Directions: Reproduce all the entries exactly and keep the pictures out.

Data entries
◇ ◇ ◇

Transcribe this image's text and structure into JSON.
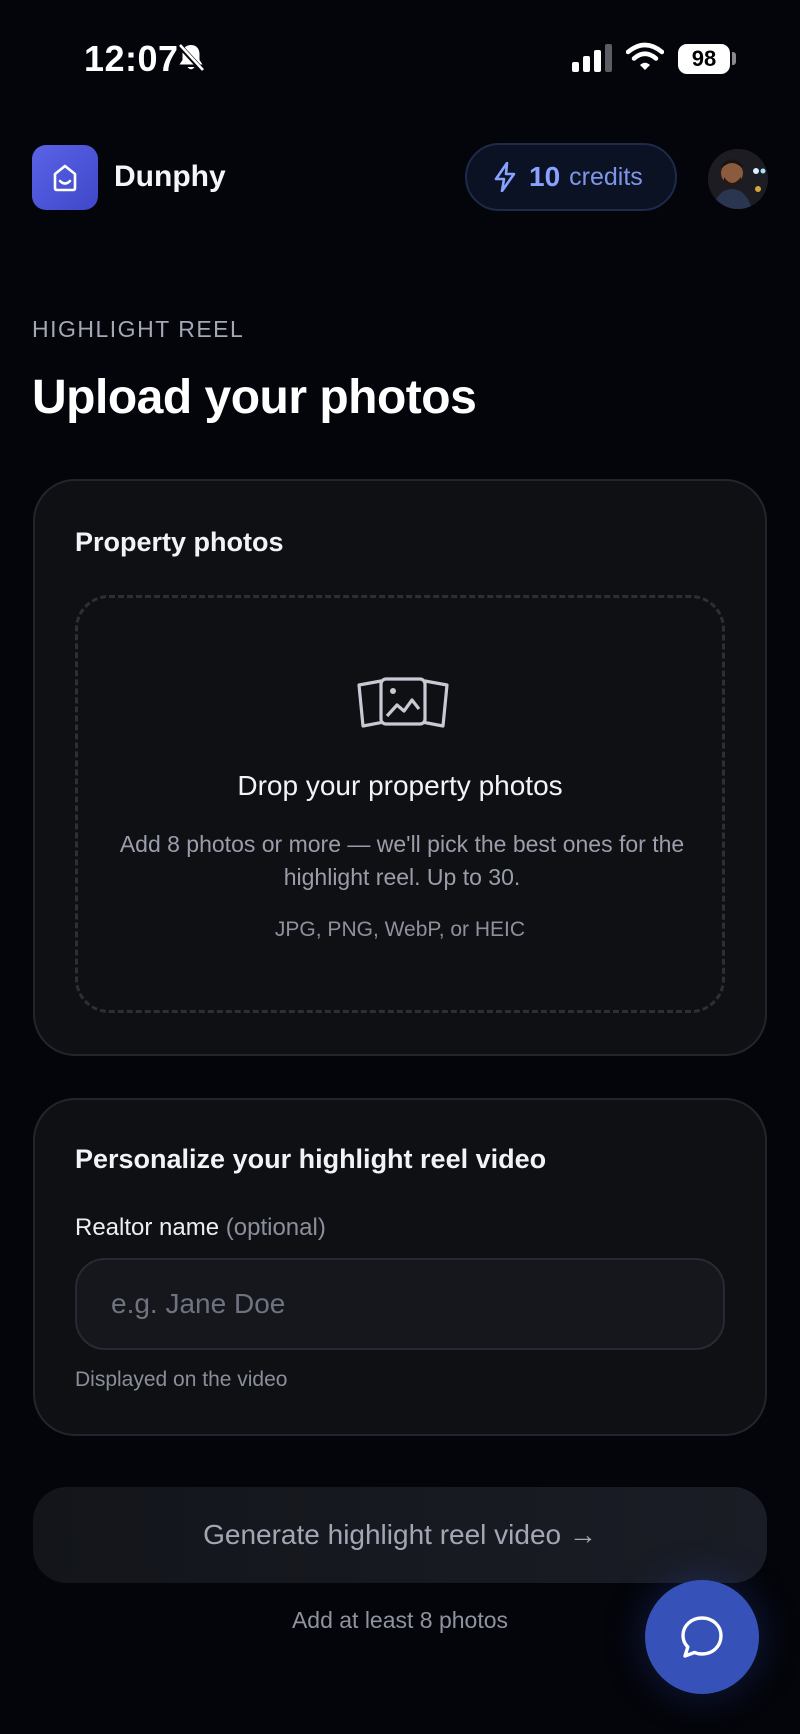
{
  "status_bar": {
    "time": "12:07",
    "battery": "98"
  },
  "header": {
    "brand_name": "Dunphy",
    "credits_count": "10",
    "credits_label": "credits"
  },
  "page": {
    "eyebrow": "HIGHLIGHT REEL",
    "title": "Upload your photos"
  },
  "photos_card": {
    "title": "Property photos",
    "dropzone_title": "Drop your property photos",
    "dropzone_description": "Add 8 photos or more — we'll pick the best ones for the highlight reel. Up to 30.",
    "formats": "JPG, PNG, WebP, or HEIC"
  },
  "personalize_card": {
    "title": "Personalize your highlight reel video",
    "realtor_label": "Realtor name",
    "realtor_optional": "(optional)",
    "realtor_value": "",
    "realtor_placeholder": "e.g. Jane Doe",
    "realtor_hint": "Displayed on the video"
  },
  "generate": {
    "button_label": "Generate highlight reel video →",
    "hint": "Add at least 8 photos"
  },
  "colors": {
    "background": "#04050a",
    "accent": "#5a63e6",
    "credits": "#8aa2ff",
    "chat_fab": "#3652b8"
  },
  "icons": [
    "bell-slash-icon",
    "signal-icon",
    "wifi-icon",
    "battery-icon",
    "smile-logo-icon",
    "bolt-icon",
    "photos-icon",
    "chat-bubble-icon"
  ]
}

◇ ◇ ◇

Solution:
Transcribe this image's text and structure into JSON.
{
  "status_bar": {
    "time": "12:07",
    "battery": "98"
  },
  "header": {
    "brand_name": "Dunphy",
    "credits_count": "10",
    "credits_label": "credits"
  },
  "page": {
    "eyebrow": "HIGHLIGHT REEL",
    "title": "Upload your photos"
  },
  "photos_card": {
    "title": "Property photos",
    "dropzone_title": "Drop your property photos",
    "dropzone_description": "Add 8 photos or more — we'll pick the best ones for the highlight reel. Up to 30.",
    "formats": "JPG, PNG, WebP, or HEIC"
  },
  "personalize_card": {
    "title": "Personalize your highlight reel video",
    "realtor_label": "Realtor name",
    "realtor_optional": "(optional)",
    "realtor_value": "",
    "realtor_placeholder": "e.g. Jane Doe",
    "realtor_hint": "Displayed on the video"
  },
  "generate": {
    "button_label": "Generate highlight reel video →",
    "hint": "Add at least 8 photos"
  },
  "colors": {
    "background": "#04050a",
    "accent": "#5a63e6",
    "credits": "#8aa2ff",
    "chat_fab": "#3652b8"
  },
  "icons": [
    "bell-slash-icon",
    "signal-icon",
    "wifi-icon",
    "battery-icon",
    "smile-logo-icon",
    "bolt-icon",
    "photos-icon",
    "chat-bubble-icon"
  ]
}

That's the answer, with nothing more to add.